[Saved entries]
▬▬▬▬▬▬▬▬▬▬
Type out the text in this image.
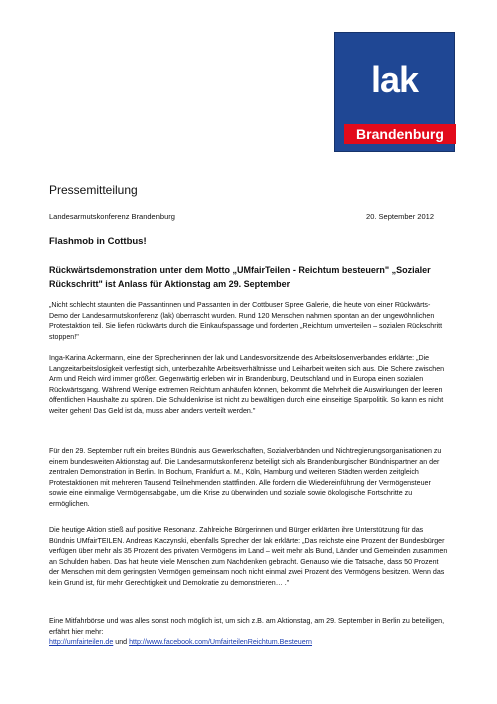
lak
Brandenburg
Pressemitteilung
Landesarmutskonferenz Brandenburg	20. September 2012
Flashmob in Cottbus!
Rückwärtsdemonstration unter dem Motto „UMfairTeilen - Reichtum besteuern" „Sozialer Rückschritt" ist Anlass für Aktionstag am 29. September

„Nicht schlecht staunten die Passantinnen und Passanten in der Cottbuser Spree Galerie, die heute von einer Rückwärts-Demo der Landesarmutskonferenz (lak) überrascht wurden. Rund 120 Menschen nahmen spontan an der ungewöhnlichen Protestaktion teil. Sie liefen rückwärts durch die Einkaufspassage und forderten „Reichtum umverteilen – sozialen Rückschritt stoppen!"

Inga-Karina Ackermann, eine der Sprecherinnen der lak und Landesvorsitzende des Arbeitslosenverbandes erklärte: „Die Langzeitarbeitslosigkeit verfestigt sich, unterbezahlte Arbeitsverhältnisse und Leiharbeit weiten sich aus. Die Schere zwischen Arm und Reich wird immer größer. Gegenwärtig erleben wir in Brandenburg, Deutschland und in Europa einen sozialen Rückwärtsgang. Während Wenige extremen Reichtum anhäufen können, bekommt die Mehrheit die Auswirkungen der leeren öffentlichen Haushalte zu spüren. Die Schuldenkrise ist nicht zu bewältigen durch eine einseitige Sparpolitik. So kann es nicht weiter gehen! Das Geld ist da, muss aber anders verteilt werden."

Für den 29. September ruft ein breites Bündnis aus Gewerkschaften, Sozialverbänden und Nichtregierungsorganisationen zu einem bundesweiten Aktionstag auf. Die Landesarmutskonferenz beteiligt sich als Brandenburgischer Bündnispartner an der zentralen Demonstration in Berlin. In Bochum, Frankfurt a. M., Köln, Hamburg und weiteren Städten werden zeitgleich Protestaktionen mit mehreren Tausend Teilnehmenden stattfinden. Alle fordern die Wiedereinführung der Vermögensteuer sowie eine einmalige Vermögensabgabe, um die Krise zu überwinden und soziale sowie ökologische Fortschritte zu ermöglichen.

Die heutige Aktion stieß auf positive Resonanz. Zahlreiche Bürgerinnen und Bürger erklärten ihre Unterstützung für das Bündnis UMfairTEILEN. Andreas Kaczynski, ebenfalls Sprecher der lak erklärte: „Das reichste eine Prozent der Bundesbürger verfügen über mehr als 35 Prozent des privaten Vermögens im Land – weit mehr als Bund, Länder und Gemeinden zusammen an Schulden haben. Das hat heute viele Menschen zum Nachdenken gebracht. Genauso wie die Tatsache, dass 50 Prozent der Menschen mit dem geringsten Vermögen gemeinsam noch nicht einmal zwei Prozent des Vermögens besitzen. Wenn das kein Grund ist, für mehr Gerechtigkeit und Demokratie zu demonstrieren… ."

Eine Mitfahrbörse und was alles sonst noch möglich ist, um sich z.B. am Aktionstag, am 29. September in Berlin zu beteiligen, erfährt hier mehr:
http://umfairteilen.de und http://www.facebook.com/UmfairteilenReichtum.Besteuern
▬▬▬▬▬▬▬▬▬▬
▶ [Objective] Take the listing and print it again exactly, but without any pictures.

▶ [Exercise output]
Type out the text in this image.
lak
Brandenburg
Pressemitteilung
Landesarmutskonferenz Brandenburg	20. September 2012
Flashmob in Cottbus!
Rückwärtsdemonstration unter dem Motto „UMfairTeilen - Reichtum besteuern" „Sozialer Rückschritt" ist Anlass für Aktionstag am 29. September

„Nicht schlecht staunten die Passantinnen und Passanten in der Cottbuser Spree Galerie, die heute von einer Rückwärts-Demo der Landesarmutskonferenz (lak) überrascht wurden. Rund 120 Menschen nahmen spontan an der ungewöhnlichen Protestaktion teil. Sie liefen rückwärts durch die Einkaufspassage und forderten „Reichtum umverteilen – sozialen Rückschritt stoppen!"

Inga-Karina Ackermann, eine der Sprecherinnen der lak und Landesvorsitzende des Arbeitslosenverbandes erklärte: „Die Langzeitarbeitslosigkeit verfestigt sich, unterbezahlte Arbeitsverhältnisse und Leiharbeit weiten sich aus. Die Schere zwischen Arm und Reich wird immer größer. Gegenwärtig erleben wir in Brandenburg, Deutschland und in Europa einen sozialen Rückwärtsgang. Während Wenige extremen Reichtum anhäufen können, bekommt die Mehrheit die Auswirkungen der leeren öffentlichen Haushalte zu spüren. Die Schuldenkrise ist nicht zu bewältigen durch eine einseitige Sparpolitik. So kann es nicht weiter gehen! Das Geld ist da, muss aber anders verteilt werden."

Für den 29. September ruft ein breites Bündnis aus Gewerkschaften, Sozialverbänden und Nichtregierungsorganisationen zu einem bundesweiten Aktionstag auf. Die Landesarmutskonferenz beteiligt sich als Brandenburgischer Bündnispartner an der zentralen Demonstration in Berlin. In Bochum, Frankfurt a. M., Köln, Hamburg und weiteren Städten werden zeitgleich Protestaktionen mit mehreren Tausend Teilnehmenden stattfinden. Alle fordern die Wiedereinführung der Vermögensteuer sowie eine einmalige Vermögensabgabe, um die Krise zu überwinden und soziale sowie ökologische Fortschritte zu ermöglichen.

Die heutige Aktion stieß auf positive Resonanz. Zahlreiche Bürgerinnen und Bürger erklärten ihre Unterstützung für das Bündnis UMfairTEILEN. Andreas Kaczynski, ebenfalls Sprecher der lak erklärte: „Das reichste eine Prozent der Bundesbürger verfügen über mehr als 35 Prozent des privaten Vermögens im Land – weit mehr als Bund, Länder und Gemeinden zusammen an Schulden haben. Das hat heute viele Menschen zum Nachdenken gebracht. Genauso wie die Tatsache, dass 50 Prozent der Menschen mit dem geringsten Vermögen gemeinsam noch nicht einmal zwei Prozent des Vermögens besitzen. Wenn das kein Grund ist, für mehr Gerechtigkeit und Demokratie zu demonstrieren… ."

Eine Mitfahrbörse und was alles sonst noch möglich ist, um sich z.B. am Aktionstag, am 29. September in Berlin zu beteiligen, erfährt hier mehr:
http://umfairteilen.de und http://www.facebook.com/UmfairteilenReichtum.Besteuern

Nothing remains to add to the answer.